*** Entries supplied

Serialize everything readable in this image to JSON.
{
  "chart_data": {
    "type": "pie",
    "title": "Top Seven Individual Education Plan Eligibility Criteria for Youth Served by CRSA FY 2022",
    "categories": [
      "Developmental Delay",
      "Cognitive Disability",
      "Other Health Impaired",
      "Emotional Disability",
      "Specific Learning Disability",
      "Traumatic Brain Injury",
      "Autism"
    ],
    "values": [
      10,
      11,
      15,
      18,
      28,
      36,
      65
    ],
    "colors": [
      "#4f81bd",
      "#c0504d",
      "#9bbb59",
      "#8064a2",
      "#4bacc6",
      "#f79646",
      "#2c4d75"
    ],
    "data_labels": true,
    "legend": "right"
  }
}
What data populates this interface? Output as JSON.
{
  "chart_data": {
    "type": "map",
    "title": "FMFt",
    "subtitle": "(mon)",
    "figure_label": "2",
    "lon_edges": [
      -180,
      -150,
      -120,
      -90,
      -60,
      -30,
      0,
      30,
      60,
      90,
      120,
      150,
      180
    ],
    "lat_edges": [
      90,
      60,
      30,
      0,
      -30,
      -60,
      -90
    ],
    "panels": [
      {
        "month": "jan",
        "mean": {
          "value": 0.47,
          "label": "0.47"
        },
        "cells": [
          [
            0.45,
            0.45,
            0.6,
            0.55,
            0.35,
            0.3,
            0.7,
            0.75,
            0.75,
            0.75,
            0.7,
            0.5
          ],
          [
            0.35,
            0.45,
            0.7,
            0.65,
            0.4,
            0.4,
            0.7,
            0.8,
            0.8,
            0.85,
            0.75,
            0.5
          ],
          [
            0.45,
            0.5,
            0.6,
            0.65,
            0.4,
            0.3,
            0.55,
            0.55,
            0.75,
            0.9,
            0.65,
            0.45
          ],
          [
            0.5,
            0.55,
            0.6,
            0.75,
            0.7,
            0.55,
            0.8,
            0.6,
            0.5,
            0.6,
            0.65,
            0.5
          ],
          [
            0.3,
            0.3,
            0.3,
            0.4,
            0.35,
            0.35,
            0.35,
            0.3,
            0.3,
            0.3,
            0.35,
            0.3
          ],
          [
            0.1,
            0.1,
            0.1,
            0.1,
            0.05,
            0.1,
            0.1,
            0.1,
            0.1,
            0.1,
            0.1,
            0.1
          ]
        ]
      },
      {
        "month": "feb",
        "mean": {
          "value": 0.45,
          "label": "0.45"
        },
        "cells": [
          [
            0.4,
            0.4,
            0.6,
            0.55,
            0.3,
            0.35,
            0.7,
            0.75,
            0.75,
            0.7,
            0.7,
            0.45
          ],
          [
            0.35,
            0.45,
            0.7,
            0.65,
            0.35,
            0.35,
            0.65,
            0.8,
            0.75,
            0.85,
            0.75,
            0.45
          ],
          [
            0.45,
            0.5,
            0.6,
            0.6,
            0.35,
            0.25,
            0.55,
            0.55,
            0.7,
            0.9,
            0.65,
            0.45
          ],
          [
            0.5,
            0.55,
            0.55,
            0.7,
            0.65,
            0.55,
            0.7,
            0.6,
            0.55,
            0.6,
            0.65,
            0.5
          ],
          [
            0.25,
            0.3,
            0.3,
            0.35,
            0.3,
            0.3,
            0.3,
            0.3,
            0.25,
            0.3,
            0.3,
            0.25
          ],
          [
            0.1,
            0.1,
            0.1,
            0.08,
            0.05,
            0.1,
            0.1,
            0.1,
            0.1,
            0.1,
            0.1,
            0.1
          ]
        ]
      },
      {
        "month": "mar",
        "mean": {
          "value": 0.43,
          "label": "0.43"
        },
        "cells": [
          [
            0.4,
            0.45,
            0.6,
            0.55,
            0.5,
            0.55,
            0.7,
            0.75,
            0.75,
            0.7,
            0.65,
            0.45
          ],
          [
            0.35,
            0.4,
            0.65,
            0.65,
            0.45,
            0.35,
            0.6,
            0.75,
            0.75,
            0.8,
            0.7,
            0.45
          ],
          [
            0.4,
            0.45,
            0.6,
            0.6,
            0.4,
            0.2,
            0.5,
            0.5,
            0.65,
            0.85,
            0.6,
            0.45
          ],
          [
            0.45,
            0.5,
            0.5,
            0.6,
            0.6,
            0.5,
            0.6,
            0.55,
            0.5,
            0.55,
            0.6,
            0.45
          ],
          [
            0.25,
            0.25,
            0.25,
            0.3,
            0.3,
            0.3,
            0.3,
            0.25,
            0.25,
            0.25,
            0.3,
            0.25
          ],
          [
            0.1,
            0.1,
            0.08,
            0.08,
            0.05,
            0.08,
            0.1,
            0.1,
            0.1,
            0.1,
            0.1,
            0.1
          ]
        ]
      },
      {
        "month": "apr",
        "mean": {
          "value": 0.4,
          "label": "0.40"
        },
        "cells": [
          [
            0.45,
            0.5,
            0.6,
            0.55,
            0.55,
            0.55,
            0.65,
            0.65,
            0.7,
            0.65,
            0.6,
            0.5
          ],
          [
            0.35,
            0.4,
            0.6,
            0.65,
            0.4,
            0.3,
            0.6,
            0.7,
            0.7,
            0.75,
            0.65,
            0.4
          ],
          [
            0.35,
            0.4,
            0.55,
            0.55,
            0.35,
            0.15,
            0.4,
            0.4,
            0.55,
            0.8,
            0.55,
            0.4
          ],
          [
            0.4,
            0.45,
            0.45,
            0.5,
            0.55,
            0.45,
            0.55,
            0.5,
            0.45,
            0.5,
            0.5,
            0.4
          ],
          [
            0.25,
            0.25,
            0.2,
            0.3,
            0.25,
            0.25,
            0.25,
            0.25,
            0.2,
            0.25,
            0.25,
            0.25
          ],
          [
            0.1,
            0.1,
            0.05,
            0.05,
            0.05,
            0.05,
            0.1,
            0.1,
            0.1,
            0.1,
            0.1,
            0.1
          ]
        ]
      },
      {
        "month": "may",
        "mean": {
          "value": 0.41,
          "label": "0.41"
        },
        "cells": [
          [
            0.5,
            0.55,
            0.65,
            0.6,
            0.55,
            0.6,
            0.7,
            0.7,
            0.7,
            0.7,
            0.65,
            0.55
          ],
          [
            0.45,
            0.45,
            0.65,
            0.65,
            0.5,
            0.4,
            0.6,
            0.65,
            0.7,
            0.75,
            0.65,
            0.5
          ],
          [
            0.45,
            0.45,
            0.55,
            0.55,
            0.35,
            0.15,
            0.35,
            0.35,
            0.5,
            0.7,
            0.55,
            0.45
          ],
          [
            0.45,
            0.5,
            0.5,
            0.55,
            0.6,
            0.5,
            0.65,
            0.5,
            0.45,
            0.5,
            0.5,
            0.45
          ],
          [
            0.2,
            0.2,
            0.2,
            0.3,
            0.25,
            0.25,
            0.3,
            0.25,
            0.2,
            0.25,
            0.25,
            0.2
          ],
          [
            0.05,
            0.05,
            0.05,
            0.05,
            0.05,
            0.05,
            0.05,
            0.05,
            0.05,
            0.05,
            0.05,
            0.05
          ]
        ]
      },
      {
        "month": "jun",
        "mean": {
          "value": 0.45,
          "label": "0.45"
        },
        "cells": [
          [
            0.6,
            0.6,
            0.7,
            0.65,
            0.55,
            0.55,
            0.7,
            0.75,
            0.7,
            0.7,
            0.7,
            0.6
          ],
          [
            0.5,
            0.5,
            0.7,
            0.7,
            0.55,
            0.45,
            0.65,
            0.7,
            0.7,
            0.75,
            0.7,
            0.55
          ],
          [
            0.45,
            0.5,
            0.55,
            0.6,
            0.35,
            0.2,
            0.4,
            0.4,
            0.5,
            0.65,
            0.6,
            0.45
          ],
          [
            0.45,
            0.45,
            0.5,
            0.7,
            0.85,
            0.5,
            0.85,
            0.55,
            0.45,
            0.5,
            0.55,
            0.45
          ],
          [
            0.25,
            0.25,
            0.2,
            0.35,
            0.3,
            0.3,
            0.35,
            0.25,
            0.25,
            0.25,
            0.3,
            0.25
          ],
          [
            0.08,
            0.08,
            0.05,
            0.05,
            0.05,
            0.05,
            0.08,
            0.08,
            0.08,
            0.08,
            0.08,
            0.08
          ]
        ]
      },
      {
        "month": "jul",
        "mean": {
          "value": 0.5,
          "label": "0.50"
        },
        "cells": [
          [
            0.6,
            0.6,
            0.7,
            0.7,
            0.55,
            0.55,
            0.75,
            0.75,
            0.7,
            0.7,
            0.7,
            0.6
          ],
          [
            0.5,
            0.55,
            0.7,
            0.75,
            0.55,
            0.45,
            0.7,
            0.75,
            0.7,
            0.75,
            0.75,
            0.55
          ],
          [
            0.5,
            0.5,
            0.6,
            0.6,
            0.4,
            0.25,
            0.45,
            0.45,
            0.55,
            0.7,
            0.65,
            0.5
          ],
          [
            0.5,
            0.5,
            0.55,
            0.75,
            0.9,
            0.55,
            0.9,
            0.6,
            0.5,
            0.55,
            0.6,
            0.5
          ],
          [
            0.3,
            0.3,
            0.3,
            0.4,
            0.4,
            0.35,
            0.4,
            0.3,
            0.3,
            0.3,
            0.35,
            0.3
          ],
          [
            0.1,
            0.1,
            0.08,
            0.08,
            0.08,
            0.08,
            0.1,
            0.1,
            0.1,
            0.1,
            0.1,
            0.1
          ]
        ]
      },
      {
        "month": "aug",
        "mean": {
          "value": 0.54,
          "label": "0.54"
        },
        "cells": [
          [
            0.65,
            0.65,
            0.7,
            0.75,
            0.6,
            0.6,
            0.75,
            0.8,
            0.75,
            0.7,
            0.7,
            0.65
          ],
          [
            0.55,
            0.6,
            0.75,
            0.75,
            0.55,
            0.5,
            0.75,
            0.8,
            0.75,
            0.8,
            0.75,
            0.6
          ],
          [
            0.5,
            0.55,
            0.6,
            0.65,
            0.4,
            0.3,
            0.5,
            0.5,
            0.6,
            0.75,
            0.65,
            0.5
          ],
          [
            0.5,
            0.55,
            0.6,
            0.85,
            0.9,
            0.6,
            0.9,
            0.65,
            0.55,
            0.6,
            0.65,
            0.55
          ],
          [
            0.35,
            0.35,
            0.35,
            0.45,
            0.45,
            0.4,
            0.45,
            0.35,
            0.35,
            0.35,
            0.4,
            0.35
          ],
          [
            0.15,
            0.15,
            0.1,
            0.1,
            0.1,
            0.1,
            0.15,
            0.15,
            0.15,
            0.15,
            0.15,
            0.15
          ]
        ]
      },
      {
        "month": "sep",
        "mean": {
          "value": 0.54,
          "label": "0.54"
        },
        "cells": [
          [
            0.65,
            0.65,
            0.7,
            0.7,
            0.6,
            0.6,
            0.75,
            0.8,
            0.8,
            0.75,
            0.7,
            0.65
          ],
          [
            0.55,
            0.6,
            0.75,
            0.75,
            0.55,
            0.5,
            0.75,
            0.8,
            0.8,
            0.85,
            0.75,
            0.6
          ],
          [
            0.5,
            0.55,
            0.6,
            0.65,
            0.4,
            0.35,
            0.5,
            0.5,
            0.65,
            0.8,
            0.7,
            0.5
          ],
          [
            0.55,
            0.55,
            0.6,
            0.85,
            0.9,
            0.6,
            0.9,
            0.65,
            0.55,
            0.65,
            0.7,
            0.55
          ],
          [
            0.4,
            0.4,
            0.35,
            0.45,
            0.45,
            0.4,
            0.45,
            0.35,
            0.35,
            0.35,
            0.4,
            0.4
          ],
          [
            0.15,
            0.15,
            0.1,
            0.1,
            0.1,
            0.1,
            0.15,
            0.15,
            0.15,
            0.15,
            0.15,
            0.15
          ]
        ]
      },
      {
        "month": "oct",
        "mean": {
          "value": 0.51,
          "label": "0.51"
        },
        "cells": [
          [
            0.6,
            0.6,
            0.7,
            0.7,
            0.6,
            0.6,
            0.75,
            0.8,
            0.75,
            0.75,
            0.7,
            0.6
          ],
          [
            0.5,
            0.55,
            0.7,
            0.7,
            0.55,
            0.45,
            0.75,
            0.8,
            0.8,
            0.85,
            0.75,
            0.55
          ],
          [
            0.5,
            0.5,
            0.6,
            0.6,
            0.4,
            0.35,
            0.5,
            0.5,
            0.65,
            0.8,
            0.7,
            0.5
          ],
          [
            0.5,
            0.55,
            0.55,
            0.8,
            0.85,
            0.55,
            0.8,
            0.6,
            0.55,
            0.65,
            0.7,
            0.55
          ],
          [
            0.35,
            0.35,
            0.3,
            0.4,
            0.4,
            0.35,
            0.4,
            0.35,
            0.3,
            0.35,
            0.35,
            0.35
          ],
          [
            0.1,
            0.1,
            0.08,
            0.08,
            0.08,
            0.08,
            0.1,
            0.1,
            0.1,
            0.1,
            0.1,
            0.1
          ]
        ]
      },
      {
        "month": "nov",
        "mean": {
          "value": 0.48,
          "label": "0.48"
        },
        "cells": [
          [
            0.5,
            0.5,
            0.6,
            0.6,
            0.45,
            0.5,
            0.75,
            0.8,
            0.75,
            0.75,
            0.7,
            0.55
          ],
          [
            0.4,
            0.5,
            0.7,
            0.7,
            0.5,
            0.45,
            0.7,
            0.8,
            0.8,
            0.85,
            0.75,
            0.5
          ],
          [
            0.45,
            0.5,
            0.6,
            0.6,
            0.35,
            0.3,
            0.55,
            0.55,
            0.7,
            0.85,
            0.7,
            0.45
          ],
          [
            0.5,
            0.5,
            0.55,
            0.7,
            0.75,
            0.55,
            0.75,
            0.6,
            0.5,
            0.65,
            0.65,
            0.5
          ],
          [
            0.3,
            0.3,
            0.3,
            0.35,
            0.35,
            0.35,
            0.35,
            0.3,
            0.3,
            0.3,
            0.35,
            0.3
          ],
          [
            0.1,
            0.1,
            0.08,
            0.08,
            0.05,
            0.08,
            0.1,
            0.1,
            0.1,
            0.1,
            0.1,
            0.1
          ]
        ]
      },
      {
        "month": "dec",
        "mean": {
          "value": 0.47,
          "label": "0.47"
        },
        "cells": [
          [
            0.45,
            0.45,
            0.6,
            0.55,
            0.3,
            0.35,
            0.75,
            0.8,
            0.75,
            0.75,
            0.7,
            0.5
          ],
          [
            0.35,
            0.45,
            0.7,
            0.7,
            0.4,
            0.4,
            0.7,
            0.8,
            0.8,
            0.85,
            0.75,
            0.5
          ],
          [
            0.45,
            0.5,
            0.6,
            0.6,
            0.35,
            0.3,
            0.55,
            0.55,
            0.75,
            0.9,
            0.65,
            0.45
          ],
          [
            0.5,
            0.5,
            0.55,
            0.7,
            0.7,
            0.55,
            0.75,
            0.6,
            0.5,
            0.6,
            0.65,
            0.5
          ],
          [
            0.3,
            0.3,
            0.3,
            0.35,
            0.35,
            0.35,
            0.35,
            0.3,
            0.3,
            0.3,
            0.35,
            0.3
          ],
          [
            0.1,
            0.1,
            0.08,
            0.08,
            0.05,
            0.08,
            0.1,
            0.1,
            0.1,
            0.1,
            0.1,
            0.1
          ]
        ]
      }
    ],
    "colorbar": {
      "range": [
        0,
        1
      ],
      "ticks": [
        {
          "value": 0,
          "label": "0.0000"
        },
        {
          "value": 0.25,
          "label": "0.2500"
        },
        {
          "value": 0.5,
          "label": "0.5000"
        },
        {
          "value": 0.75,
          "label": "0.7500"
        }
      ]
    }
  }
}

******

__What you are asked to do__. Search the data for "JSON". Copy every matching line.

__Exercise result__.
Serialize everything readable in this image to JSON.
What data populates this interface? Output as JSON.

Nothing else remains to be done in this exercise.